### Objective
Each entry has to be copied exactly, with nothing missed.

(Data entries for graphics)
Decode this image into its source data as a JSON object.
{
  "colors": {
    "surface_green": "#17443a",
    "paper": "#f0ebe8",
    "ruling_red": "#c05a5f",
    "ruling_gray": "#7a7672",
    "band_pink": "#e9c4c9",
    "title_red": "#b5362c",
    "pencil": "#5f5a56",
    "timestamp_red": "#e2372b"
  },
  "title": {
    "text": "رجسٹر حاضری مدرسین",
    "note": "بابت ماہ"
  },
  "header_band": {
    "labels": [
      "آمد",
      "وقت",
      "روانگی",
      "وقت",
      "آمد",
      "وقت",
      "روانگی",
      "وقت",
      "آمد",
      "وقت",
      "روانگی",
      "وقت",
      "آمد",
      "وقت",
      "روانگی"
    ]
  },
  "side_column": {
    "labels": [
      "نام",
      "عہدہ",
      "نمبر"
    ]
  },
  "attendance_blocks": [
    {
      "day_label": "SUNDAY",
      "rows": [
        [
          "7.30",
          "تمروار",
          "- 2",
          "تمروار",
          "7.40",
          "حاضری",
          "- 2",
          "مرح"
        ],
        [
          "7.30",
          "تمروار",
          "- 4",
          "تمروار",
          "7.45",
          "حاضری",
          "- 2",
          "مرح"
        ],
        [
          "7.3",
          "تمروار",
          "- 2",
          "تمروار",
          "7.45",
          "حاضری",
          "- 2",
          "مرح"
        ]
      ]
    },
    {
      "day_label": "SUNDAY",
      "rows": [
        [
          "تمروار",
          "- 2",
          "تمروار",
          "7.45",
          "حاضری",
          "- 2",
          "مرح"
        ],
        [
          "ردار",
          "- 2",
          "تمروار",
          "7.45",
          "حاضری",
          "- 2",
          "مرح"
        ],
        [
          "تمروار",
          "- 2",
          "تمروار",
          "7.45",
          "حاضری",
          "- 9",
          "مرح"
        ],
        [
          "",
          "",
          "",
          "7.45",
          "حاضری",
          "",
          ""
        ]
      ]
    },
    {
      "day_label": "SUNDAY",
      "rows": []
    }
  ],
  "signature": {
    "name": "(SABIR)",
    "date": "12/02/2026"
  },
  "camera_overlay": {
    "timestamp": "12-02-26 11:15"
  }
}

### Task solution
Decode this image into its source data as a JSON object.
{
  "colors": {
    "surface_green": "#17443a",
    "paper": "#f0ebe8",
    "ruling_red": "#c05a5f",
    "ruling_gray": "#7a7672",
    "band_pink": "#e9c4c9",
    "title_red": "#b5362c",
    "pencil": "#5f5a56",
    "timestamp_red": "#e2372b"
  },
  "title": {
    "text": "رجسٹر حاضری مدرسین",
    "note": "بابت ماہ"
  },
  "header_band": {
    "labels": [
      "آمد",
      "وقت",
      "روانگی",
      "وقت",
      "آمد",
      "وقت",
      "روانگی",
      "وقت",
      "آمد",
      "وقت",
      "روانگی",
      "وقت",
      "آمد",
      "وقت",
      "روانگی"
    ]
  },
  "side_column": {
    "labels": [
      "نام",
      "عہدہ",
      "نمبر"
    ]
  },
  "attendance_blocks": [
    {
      "day_label": "SUNDAY",
      "rows": [
        [
          "7.30",
          "تمروار",
          "- 2",
          "تمروار",
          "7.40",
          "حاضری",
          "- 2",
          "مرح"
        ],
        [
          "7.30",
          "تمروار",
          "- 4",
          "تمروار",
          "7.45",
          "حاضری",
          "- 2",
          "مرح"
        ],
        [
          "7.3",
          "تمروار",
          "- 2",
          "تمروار",
          "7.45",
          "حاضری",
          "- 2",
          "مرح"
        ]
      ]
    },
    {
      "day_label": "SUNDAY",
      "rows": [
        [
          "تمروار",
          "- 2",
          "تمروار",
          "7.45",
          "حاضری",
          "- 2",
          "مرح"
        ],
        [
          "ردار",
          "- 2",
          "تمروار",
          "7.45",
          "حاضری",
          "- 2",
          "مرح"
        ],
        [
          "تمروار",
          "- 2",
          "تمروار",
          "7.45",
          "حاضری",
          "- 9",
          "مرح"
        ],
        [
          "",
          "",
          "",
          "7.45",
          "حاضری",
          "",
          ""
        ]
      ]
    },
    {
      "day_label": "SUNDAY",
      "rows": []
    }
  ],
  "signature": {
    "name": "(SABIR)",
    "date": "12/02/2026"
  },
  "camera_overlay": {
    "timestamp": "12-02-26 11:15"
  }
}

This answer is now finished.